▶ Written task:
Look below for the line with "Read out every word on this page.", then repeat it and all lines after it, exactly, minus any pictures.

▶ Given records:
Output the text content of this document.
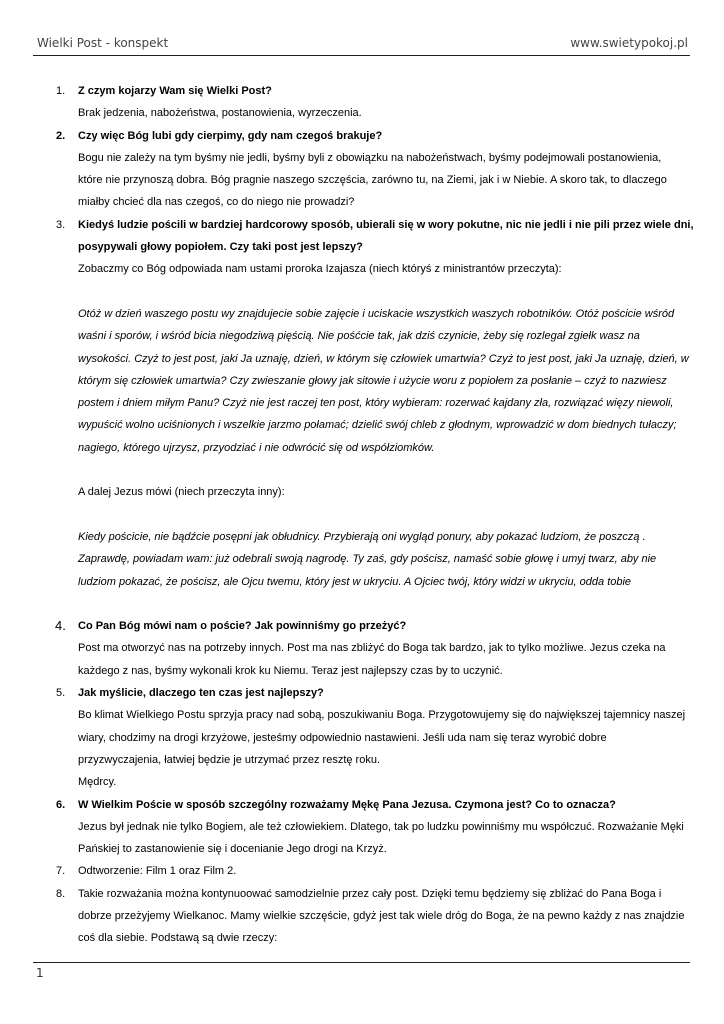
Wielki Post - konspekt	www.swietypokoj.pl
1. Z czym kojarzy Wam się Wielki Post?
Brak jedzenia, nabożeństwa, postanowienia, wyrzeczenia.
2. Czy więc Bóg lubi gdy cierpimy, gdy nam czegoś brakuje?
Bogu nie zależy na tym byśmy nie jedli, byśmy byli z obowiązku na nabożeństwach, byśmy podejmowali postanowienia,
które nie przynoszą dobra. Bóg pragnie naszego szczęścia, zarówno tu, na Ziemi, jak i w Niebie. A skoro tak, to dlaczego
miałby chcieć dla nas czegoś, co do niego nie prowadzi?
3. Kiedyś ludzie pościli w bardziej hardcorowy sposób, ubierali się w wory pokutne, nic nie jedli i nie pili przez wiele dni,
posypywali głowy popiołem. Czy taki post jest lepszy?
Zobaczmy co Bóg odpowiada nam ustami proroka Izajasza (niech któryś z ministrantów przeczyta):
Otóż w dzień waszego postu wy znajdujecie sobie zajęcie i uciskacie wszystkich waszych robotników. Otóż pościcie wśród
waśni i sporów, i wśród bicia niegodziwą pięścią. Nie pośćcie tak, jak dziś czynicie, żeby się rozlegał zgiełk wasz na
wysokości. Czyż to jest post, jaki Ja uznaję, dzień, w którym się człowiek umartwia? Czyż to jest post, jaki Ja uznaję, dzień, w
którym się człowiek umartwia? Czy zwieszanie głowy jak sitowie i użycie woru z popiołem za posłanie – czyż to nazwiesz
postem i dniem miłym Panu? Czyż nie jest raczej ten post, który wybieram: rozerwać kajdany zła, rozwiązać więzy niewoli,
wypuścić wolno uciśnionych i wszelkie jarzmo połamać; dzielić swój chleb z głodnym, wprowadzić w dom biednych tułaczy;
nagiego, którego ujrzysz, przyodziać i nie odwrócić się od współziomków.
A dalej Jezus mówi (niech przeczyta inny):
Kiedy pościcie, nie bądźcie posępni jak obłudnicy. Przybierają oni wygląd ponury, aby pokazać ludziom, że poszczą .
Zaprawdę, powiadam wam: już odebrali swoją nagrodę. Ty zaś, gdy pościsz, namaść sobie głowę i umyj twarz, aby nie
ludziom pokazać, że pościsz, ale Ojcu twemu, który jest w ukryciu. A Ojciec twój, który widzi w ukryciu, odda tobie
4. Co Pan Bóg mówi nam o poście? Jak powinniśmy go przeżyć?
Post ma otworzyć nas na potrzeby innych. Post ma nas zbliżyć do Boga tak bardzo, jak to tylko możliwe. Jezus czeka na
każdego z nas, byśmy wykonali krok ku Niemu. Teraz jest najlepszy czas by to uczynić.
5. Jak myślicie, dlaczego ten czas jest najlepszy?
Bo klimat Wielkiego Postu sprzyja pracy nad sobą, poszukiwaniu Boga. Przygotowujemy się do największej tajemnicy naszej
wiary, chodzimy na drogi krzyżowe, jesteśmy odpowiednio nastawieni. Jeśli uda nam się teraz wyrobić dobre
przyzwyczajenia, łatwiej będzie je utrzymać przez resztę roku.
Mędrcy.
6. W Wielkim Poście w sposób szczególny rozważamy Mękę Pana Jezusa. Czymona jest? Co to oznacza?
Jezus był jednak nie tylko Bogiem, ale też człowiekiem. Dlatego, tak po ludzku powinniśmy mu współczuć. Rozważanie Męki
Pańskiej to zastanowienie się i docenianie Jego drogi na Krzyż.
7. Odtworzenie: Film 1 oraz Film 2.
8. Takie rozważania można kontynuoować samodzielnie przez cały post. Dzięki temu będziemy się zbliżać do Pana Boga i
dobrze przeżyjemy Wielkanoc. Mamy wielkie szczęście, gdyż jest tak wiele dróg do Boga, że na pewno każdy z nas znajdzie
coś dla siebie. Podstawą są dwie rzeczy:
1
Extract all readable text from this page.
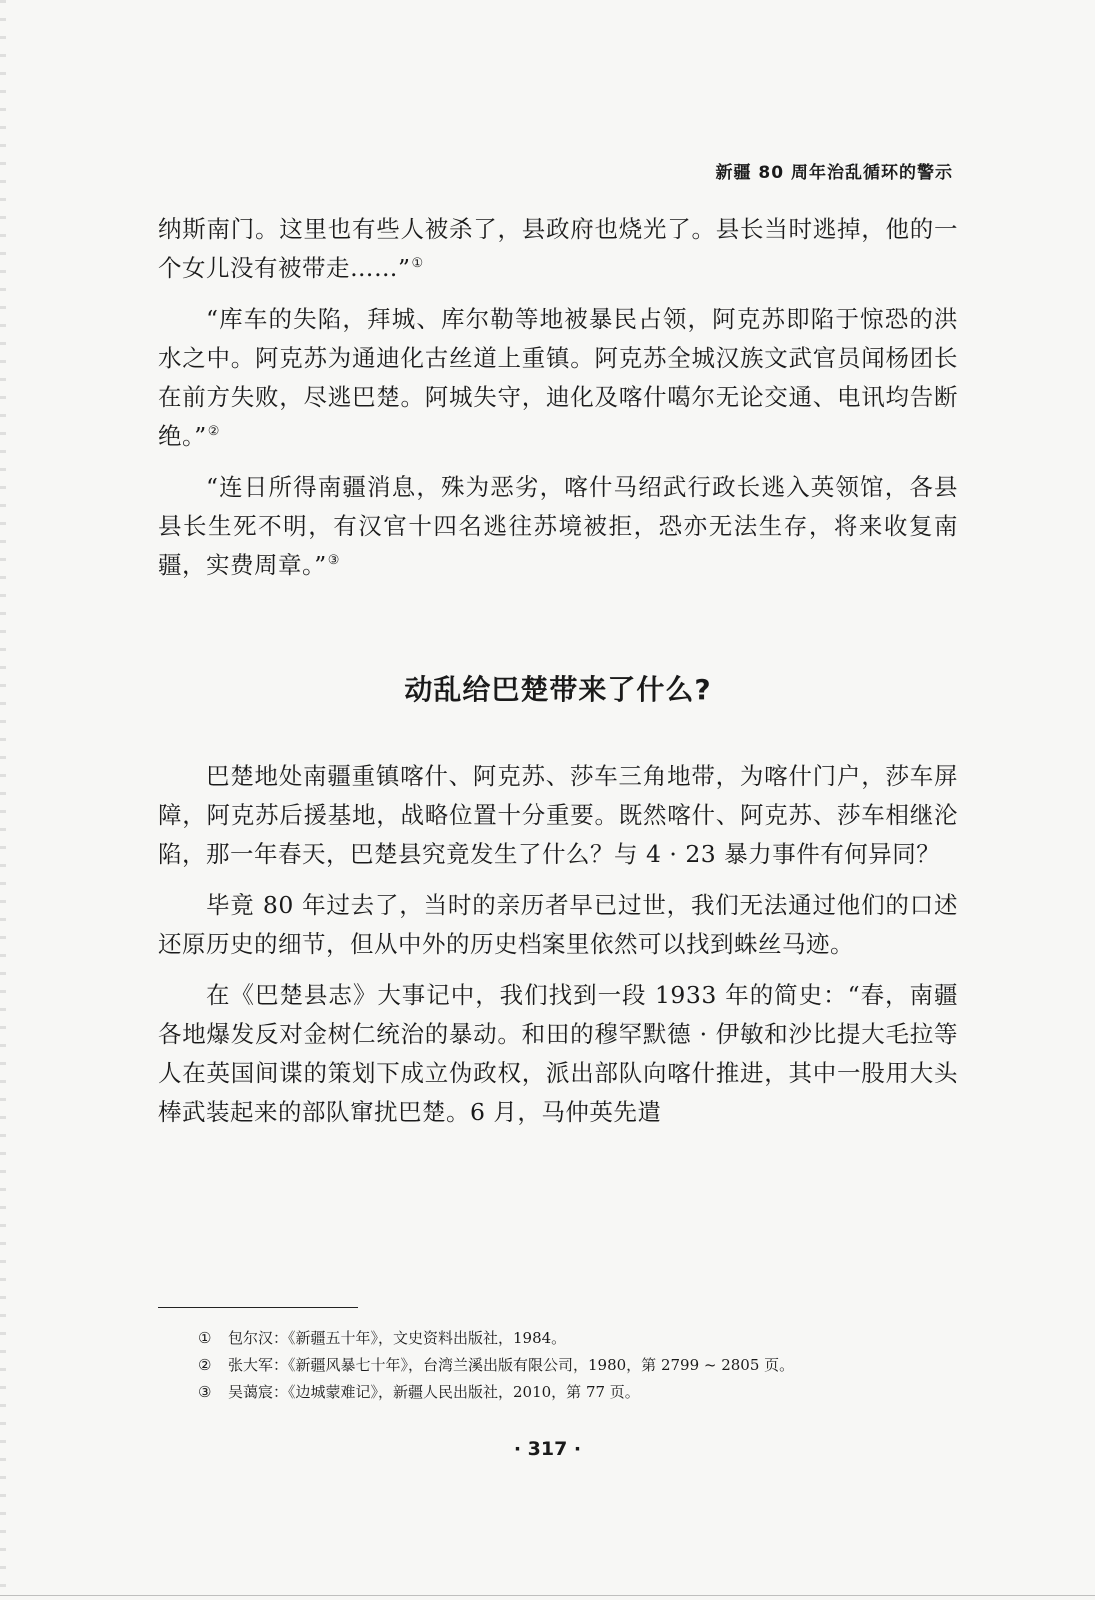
新疆 80 周年治乱循环的警示

纳斯南门。这里也有些人被杀了，县政府也烧光了。县长当时逃掉，他的一个女儿没有被带走……”①

“库车的失陷，拜城、库尔勒等地被暴民占领，阿克苏即陷于惊恐的洪水之中。阿克苏为通迪化古丝道上重镇。阿克苏全城汉族文武官员闻杨团长在前方失败，尽逃巴楚。阿城失守，迪化及喀什噶尔无论交通、电讯均告断绝。”②

“连日所得南疆消息，殊为恶劣，喀什马绍武行政长逃入英领馆，各县县长生死不明，有汉官十四名逃往苏境被拒，恐亦无法生存，将来收复南疆，实费周章。”③

动乱给巴楚带来了什么?

巴楚地处南疆重镇喀什、阿克苏、莎车三角地带，为喀什门户，莎车屏障，阿克苏后援基地，战略位置十分重要。既然喀什、阿克苏、莎车相继沦陷，那一年春天，巴楚县究竟发生了什么？与 4 · 23 暴力事件有何异同？

毕竟 80 年过去了，当时的亲历者早已过世，我们无法通过他们的口述还原历史的细节，但从中外的历史档案里依然可以找到蛛丝马迹。

在《巴楚县志》大事记中，我们找到一段 1933 年的简史：“春，南疆各地爆发反对金树仁统治的暴动。和田的穆罕默德 · 伊敏和沙比提大毛拉等人在英国间谍的策划下成立伪政权，派出部队向喀什推进，其中一股用大头棒武装起来的部队窜扰巴楚。6 月，马仲英先遣

① 包尔汉：《新疆五十年》，文史资料出版社，1984。
② 张大军：《新疆风暴七十年》，台湾兰溪出版有限公司，1980，第 2799 ~ 2805 页。
③ 吴蔼宸：《边城蒙难记》，新疆人民出版社，2010，第 77 页。
· 317 ·
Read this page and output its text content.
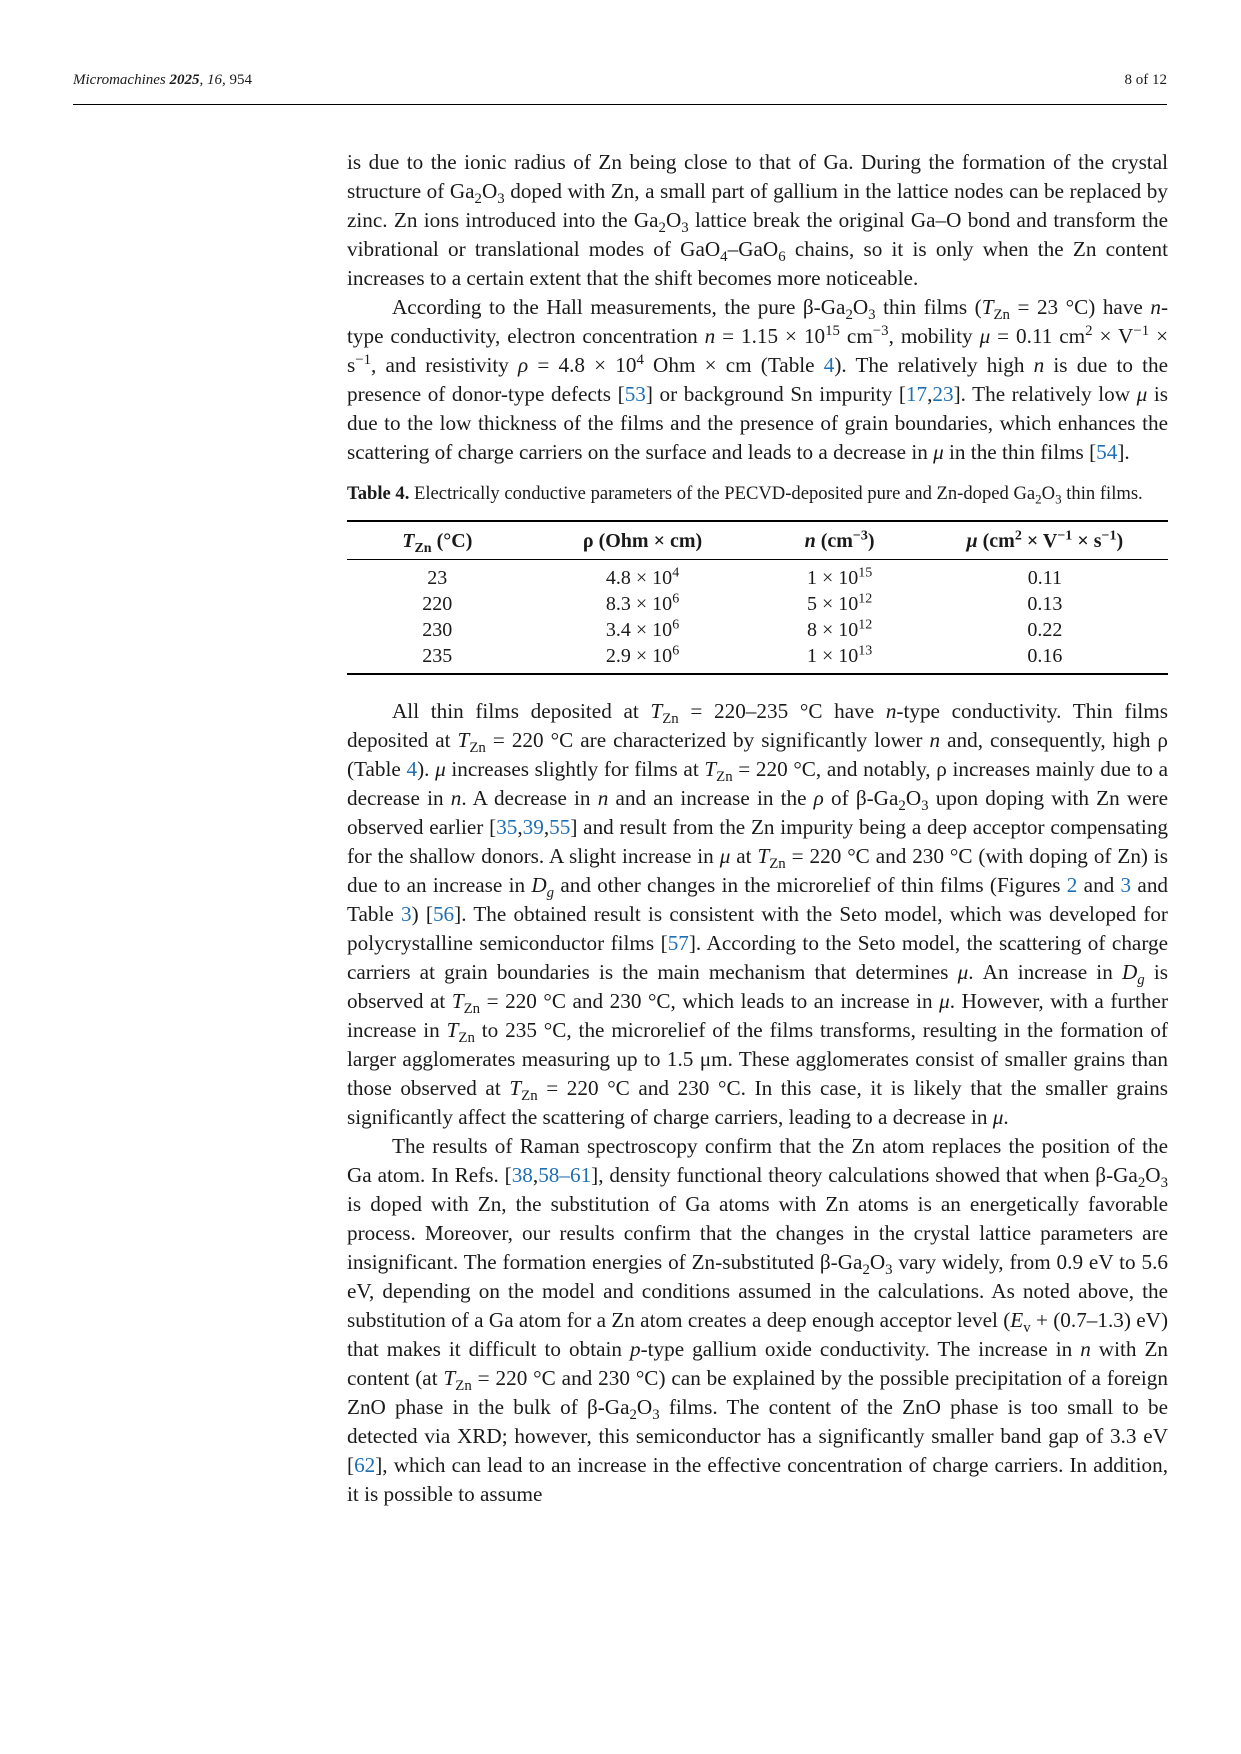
Micromachines 2025, 16, 954	8 of 12

is due to the ionic radius of Zn being close to that of Ga. During the formation of the crystal structure of $Ga_2O_3$ doped with Zn, a small part of gallium in the lattice nodes can be replaced by zinc. Zn ions introduced into the $Ga_2O_3$ lattice break the original Ga–O bond and transform the vibrational or translational modes of GaO$_4$–GaO$_6$ chains, so it is only when the Zn content increases to a certain extent that the shift becomes more noticeable.

According to the Hall measurements, the pure $\beta-Ga_2O_3$ thin films ($T_{Zn} = 23$ °C) have n-type conductivity, electron concentration $n = 1.15 \times 10^{15}$ $cm^{-3}$, mobility μ = 0.11 $cm^2 \times V^{-1} \times s^{-1}$, and resistivity $\rho = 4.8 \times 10^4$ Ohm × cm (Table 4). The relatively high n is due to the presence of donor-type defects [53] or background Sn impurity [17,23]. The relatively low μ is due to the low thickness of the films and the presence of grain boundaries, which enhances the scattering of charge carriers on the surface and leads to a decrease in μ in the thin films [54].

Table 4. Electrically conductive parameters of the PECVD-deposited pure and Zn-doped $Ga_2O_3$ thin films.

$T_{Zn}$ (°C)	ρ (Ohm × cm)	n $(cm^{-3})$	μ $(cm^2 \times V^{-1} \times s^{-1})$
23	$4.8 \times 10^4$	$1 \times 10^{15}$	0.11
220	$8.3 \times 10^6$	$5 \times 10^{12}$	0.13
230	$3.4 \times 10^6$	$8 \times 10^{12}$	0.22
235	$2.9 \times 10^6$	$1 \times 10^{13}$	0.16

All thin films deposited at $T_{Zn} = 220-235$ °C have n-type conductivity. Thin films deposited at $T_{Zn} = 220$ °C are characterized by significantly lower n and, consequently, high ρ (Table 4). μ increases slightly for films at $T_{Zn} = 220$ °C, and notably, ρ increases mainly due to a decrease in n. A decrease in n and an increase in the ρ of $\beta-Ga_2O_3$ upon doping with Zn were observed earlier [35,39,55] and result from the Zn impurity being a deep acceptor compensating for the shallow donors. A slight increase in μ at $T_{Zn} = 220$ °C and 230 °C (with doping of Zn) is due to an increase in $D_g$ and other changes in the microrelief of thin films (Figures 2 and 3 and Table 3) [56]. The obtained result is consistent with the Seto model, which was developed for polycrystalline semiconductor films [57]. According to the Seto model, the scattering of charge carriers at grain boundaries is the main mechanism that determines μ. An increase in $D_g$ is observed at $T_{Zn} = 220$ °C and 230 °C, which leads to an increase in μ. However, with a further increase in $T_{Zn}$ to 235 °C, the microrelief of the films transforms, resulting in the formation of larger agglomerates measuring up to 1.5 μm. These agglomerates consist of smaller grains than those observed at $T_{Zn} = 220$ °C and 230 °C. In this case, it is likely that the smaller grains significantly affect the scattering of charge carriers, leading to a decrease in μ.

The results of Raman spectroscopy confirm that the Zn atom replaces the position of the Ga atom. In Refs. [38,58–61], density functional theory calculations showed that when $\beta-Ga_2O_3$ is doped with Zn, the substitution of Ga atoms with Zn atoms is an energetically favorable process. Moreover, our results confirm that the changes in the crystal lattice parameters are insignificant. The formation energies of Zn-substituted $\beta-Ga_2O_3$ vary widely, from 0.9 eV to 5.6 eV, depending on the model and conditions assumed in the calculations. As noted above, the substitution of a Ga atom for a Zn atom creates a deep enough acceptor level ($E_v + (0.7-1.3)$ eV) that makes it difficult to obtain p-type gallium oxide conductivity. The increase in n with Zn content (at $T_{Zn} = 220$ °C and 230 °C) can be explained by the possible precipitation of a foreign ZnO phase in the bulk of $\beta-Ga_2O_3$ films. The content of the ZnO phase is too small to be detected via XRD; however, this semiconductor has a significantly smaller band gap of 3.3 eV [62], which can lead to an increase in the effective concentration of charge carriers. In addition, it is possible to assume
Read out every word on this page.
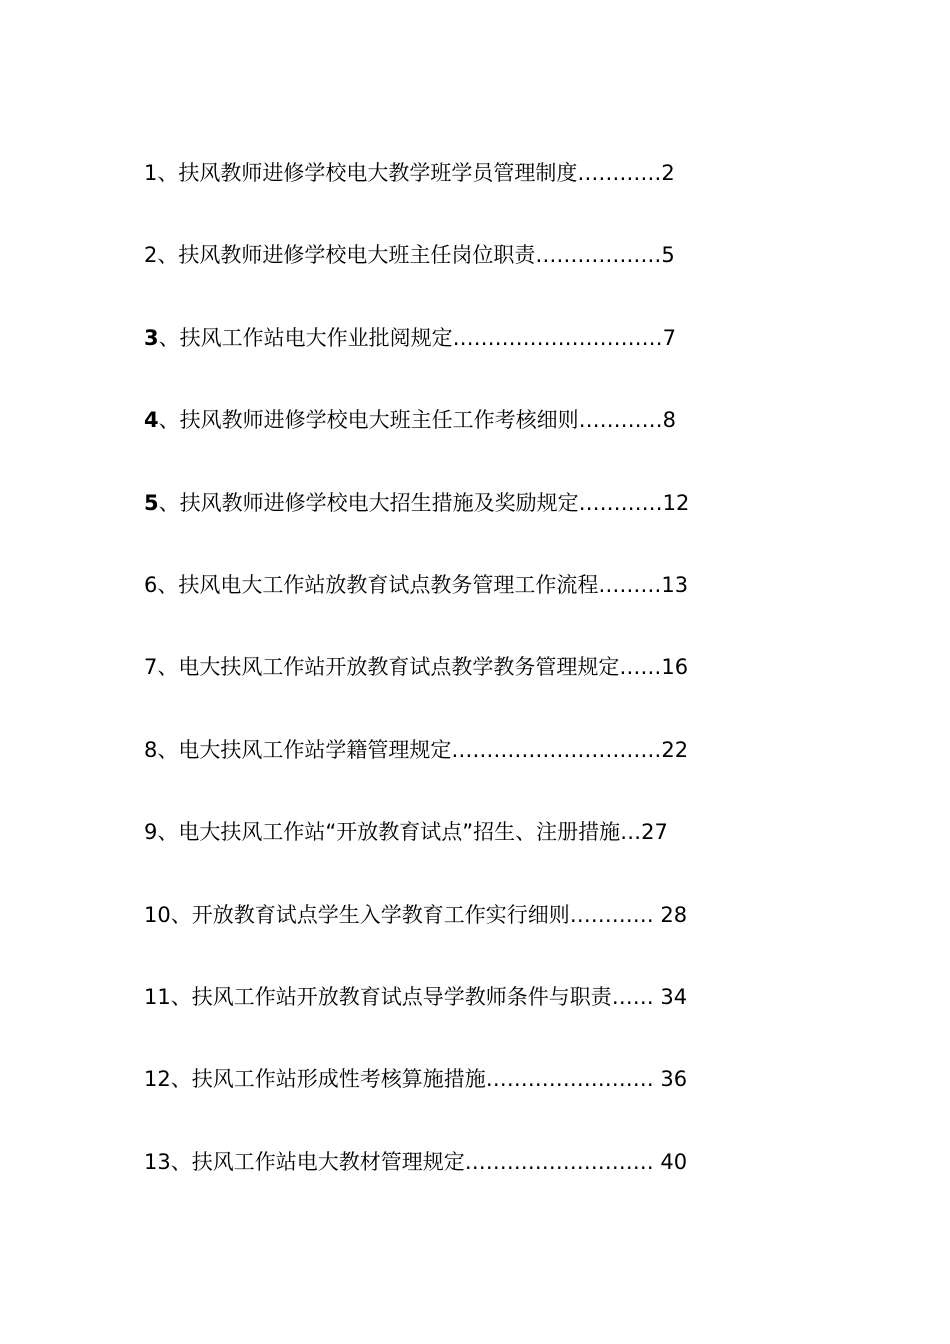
1、扶风教师进修学校电大教学班学员管理制度…………2
2、扶风教师进修学校电大班主任岗位职责………………5
3、扶风工作站电大作业批阅规定…………………………7
4、扶风教师进修学校电大班主任工作考核细则…………8
5、扶风教师进修学校电大招生措施及奖励规定…………12
6、扶风电大工作站放教育试点教务管理工作流程………13
7、电大扶风工作站开放教育试点教学教务管理规定……16
8、电大扶风工作站学籍管理规定…………………………22
9、电大扶风工作站“开放教育试点”招生、注册措施…27
10、开放教育试点学生入学教育工作实行细则………… 28
11、扶风工作站开放教育试点导学教师条件与职责…… 34
12、扶风工作站形成性考核算施措施…………………… 36
13、扶风工作站电大教材管理规定……………………… 40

▶ Exercise answer:
Read out every word on this page.
1、扶风教师进修学校电大教学班学员管理制度…………2
2、扶风教师进修学校电大班主任岗位职责………………5
3、扶风工作站电大作业批阅规定…………………………7
4、扶风教师进修学校电大班主任工作考核细则…………8
5、扶风教师进修学校电大招生措施及奖励规定…………12
6、扶风电大工作站放教育试点教务管理工作流程………13
7、电大扶风工作站开放教育试点教学教务管理规定……16
8、电大扶风工作站学籍管理规定…………………………22
9、电大扶风工作站“开放教育试点”招生、注册措施…27
10、开放教育试点学生入学教育工作实行细则………… 28
11、扶风工作站开放教育试点导学教师条件与职责…… 34
12、扶风工作站形成性考核算施措施…………………… 36
13、扶风工作站电大教材管理规定……………………… 40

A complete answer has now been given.